• [What is expected] Determine how many lines of the data below contain "image", then give only that number.

• [Exercise materials]
********
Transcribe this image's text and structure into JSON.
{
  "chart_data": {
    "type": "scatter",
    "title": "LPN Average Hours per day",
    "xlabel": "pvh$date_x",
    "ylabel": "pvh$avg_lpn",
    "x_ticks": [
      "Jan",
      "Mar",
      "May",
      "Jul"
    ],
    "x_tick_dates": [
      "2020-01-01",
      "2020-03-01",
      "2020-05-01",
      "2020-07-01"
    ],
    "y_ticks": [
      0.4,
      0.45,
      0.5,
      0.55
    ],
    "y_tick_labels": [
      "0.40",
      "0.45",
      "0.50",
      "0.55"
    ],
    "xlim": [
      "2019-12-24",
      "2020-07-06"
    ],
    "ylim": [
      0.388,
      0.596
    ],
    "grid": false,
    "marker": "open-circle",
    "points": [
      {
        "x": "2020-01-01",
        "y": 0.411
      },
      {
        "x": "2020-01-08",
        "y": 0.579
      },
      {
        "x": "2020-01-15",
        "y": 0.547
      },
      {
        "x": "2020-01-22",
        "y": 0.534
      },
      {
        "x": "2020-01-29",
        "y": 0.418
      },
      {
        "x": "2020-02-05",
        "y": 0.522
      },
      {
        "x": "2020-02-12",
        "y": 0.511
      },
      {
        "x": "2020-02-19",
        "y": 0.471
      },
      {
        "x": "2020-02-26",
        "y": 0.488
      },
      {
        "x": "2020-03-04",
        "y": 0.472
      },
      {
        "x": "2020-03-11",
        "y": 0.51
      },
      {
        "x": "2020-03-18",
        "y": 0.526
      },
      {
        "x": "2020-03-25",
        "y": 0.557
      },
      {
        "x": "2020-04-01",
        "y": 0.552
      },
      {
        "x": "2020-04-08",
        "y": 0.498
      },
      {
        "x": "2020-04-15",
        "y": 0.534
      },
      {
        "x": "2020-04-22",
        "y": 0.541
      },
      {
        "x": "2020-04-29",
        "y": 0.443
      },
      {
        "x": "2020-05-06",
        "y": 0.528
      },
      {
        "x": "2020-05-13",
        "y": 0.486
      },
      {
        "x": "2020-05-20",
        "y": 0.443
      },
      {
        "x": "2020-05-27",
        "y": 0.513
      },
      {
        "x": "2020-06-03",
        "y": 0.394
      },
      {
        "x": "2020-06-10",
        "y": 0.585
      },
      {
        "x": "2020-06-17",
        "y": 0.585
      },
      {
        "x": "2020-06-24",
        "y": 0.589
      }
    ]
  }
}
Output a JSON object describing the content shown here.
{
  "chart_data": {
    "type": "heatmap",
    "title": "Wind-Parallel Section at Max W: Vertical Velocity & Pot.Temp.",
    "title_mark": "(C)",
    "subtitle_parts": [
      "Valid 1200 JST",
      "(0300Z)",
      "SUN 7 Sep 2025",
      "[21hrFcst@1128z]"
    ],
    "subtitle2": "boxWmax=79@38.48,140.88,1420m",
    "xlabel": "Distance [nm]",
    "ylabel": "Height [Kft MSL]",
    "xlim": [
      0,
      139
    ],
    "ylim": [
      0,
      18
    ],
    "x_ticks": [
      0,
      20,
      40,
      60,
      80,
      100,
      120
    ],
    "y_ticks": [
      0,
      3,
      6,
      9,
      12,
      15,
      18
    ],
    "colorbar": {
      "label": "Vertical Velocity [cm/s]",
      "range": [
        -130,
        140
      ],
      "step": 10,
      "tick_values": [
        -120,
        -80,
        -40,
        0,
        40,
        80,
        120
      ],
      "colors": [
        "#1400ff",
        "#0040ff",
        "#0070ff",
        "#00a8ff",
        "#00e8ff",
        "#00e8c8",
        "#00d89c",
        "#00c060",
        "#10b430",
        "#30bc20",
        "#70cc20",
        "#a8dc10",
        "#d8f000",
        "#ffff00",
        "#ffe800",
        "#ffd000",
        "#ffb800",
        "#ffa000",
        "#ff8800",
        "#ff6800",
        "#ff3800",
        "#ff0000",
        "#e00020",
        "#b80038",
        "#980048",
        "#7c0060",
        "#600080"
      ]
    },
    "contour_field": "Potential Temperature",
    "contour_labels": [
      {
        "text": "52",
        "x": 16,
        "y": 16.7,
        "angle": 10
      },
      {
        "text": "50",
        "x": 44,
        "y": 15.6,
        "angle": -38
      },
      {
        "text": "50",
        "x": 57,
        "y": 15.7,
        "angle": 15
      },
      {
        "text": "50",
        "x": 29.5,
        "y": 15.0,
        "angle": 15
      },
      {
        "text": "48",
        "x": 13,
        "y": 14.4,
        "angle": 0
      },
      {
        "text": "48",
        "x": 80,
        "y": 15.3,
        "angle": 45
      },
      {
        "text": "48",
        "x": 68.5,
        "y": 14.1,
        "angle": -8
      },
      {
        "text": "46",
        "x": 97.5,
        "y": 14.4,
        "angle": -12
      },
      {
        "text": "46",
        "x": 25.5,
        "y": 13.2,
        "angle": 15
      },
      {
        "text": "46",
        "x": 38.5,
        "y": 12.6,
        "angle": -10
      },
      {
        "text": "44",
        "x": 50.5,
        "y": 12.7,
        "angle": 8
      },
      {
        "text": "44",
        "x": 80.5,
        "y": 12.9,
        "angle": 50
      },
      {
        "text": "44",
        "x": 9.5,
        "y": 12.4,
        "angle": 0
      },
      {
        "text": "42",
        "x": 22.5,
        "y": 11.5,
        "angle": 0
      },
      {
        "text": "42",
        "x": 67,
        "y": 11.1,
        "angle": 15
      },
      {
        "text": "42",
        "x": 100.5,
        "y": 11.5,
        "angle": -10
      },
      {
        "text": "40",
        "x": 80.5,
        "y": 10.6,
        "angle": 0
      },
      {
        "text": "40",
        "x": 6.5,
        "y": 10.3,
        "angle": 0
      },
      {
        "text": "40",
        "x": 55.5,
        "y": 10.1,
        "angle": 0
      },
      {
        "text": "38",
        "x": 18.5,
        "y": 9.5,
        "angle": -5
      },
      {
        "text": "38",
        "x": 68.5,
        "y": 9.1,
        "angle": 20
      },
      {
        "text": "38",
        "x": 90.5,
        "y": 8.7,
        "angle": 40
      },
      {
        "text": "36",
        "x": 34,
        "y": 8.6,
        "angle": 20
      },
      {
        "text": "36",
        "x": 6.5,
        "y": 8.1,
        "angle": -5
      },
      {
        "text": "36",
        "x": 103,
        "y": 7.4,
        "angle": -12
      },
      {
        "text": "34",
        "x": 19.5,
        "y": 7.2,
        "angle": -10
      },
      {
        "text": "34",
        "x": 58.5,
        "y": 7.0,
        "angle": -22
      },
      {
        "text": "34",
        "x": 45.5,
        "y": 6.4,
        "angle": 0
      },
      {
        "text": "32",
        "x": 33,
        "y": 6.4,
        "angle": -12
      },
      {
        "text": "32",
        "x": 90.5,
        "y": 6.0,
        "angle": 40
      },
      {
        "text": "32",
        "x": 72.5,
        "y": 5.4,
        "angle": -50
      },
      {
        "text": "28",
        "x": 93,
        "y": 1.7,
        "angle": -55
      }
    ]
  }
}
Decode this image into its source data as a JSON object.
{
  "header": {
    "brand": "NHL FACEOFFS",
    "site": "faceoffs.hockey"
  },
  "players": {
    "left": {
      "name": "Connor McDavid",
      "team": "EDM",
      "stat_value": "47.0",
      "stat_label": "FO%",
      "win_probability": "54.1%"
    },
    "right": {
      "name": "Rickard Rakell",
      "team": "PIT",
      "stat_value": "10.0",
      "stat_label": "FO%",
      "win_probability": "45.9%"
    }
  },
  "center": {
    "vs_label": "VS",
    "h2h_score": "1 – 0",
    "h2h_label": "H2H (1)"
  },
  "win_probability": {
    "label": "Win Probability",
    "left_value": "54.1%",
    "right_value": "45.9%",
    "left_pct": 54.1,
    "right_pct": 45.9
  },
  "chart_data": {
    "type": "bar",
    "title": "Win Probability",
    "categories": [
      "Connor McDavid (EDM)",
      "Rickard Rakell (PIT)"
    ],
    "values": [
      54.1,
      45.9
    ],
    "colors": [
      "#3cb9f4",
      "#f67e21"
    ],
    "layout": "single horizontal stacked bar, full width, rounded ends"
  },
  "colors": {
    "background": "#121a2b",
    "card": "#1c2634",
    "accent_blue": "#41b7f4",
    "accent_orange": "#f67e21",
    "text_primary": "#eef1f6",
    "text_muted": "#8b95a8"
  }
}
********
• [Answer to the task] 2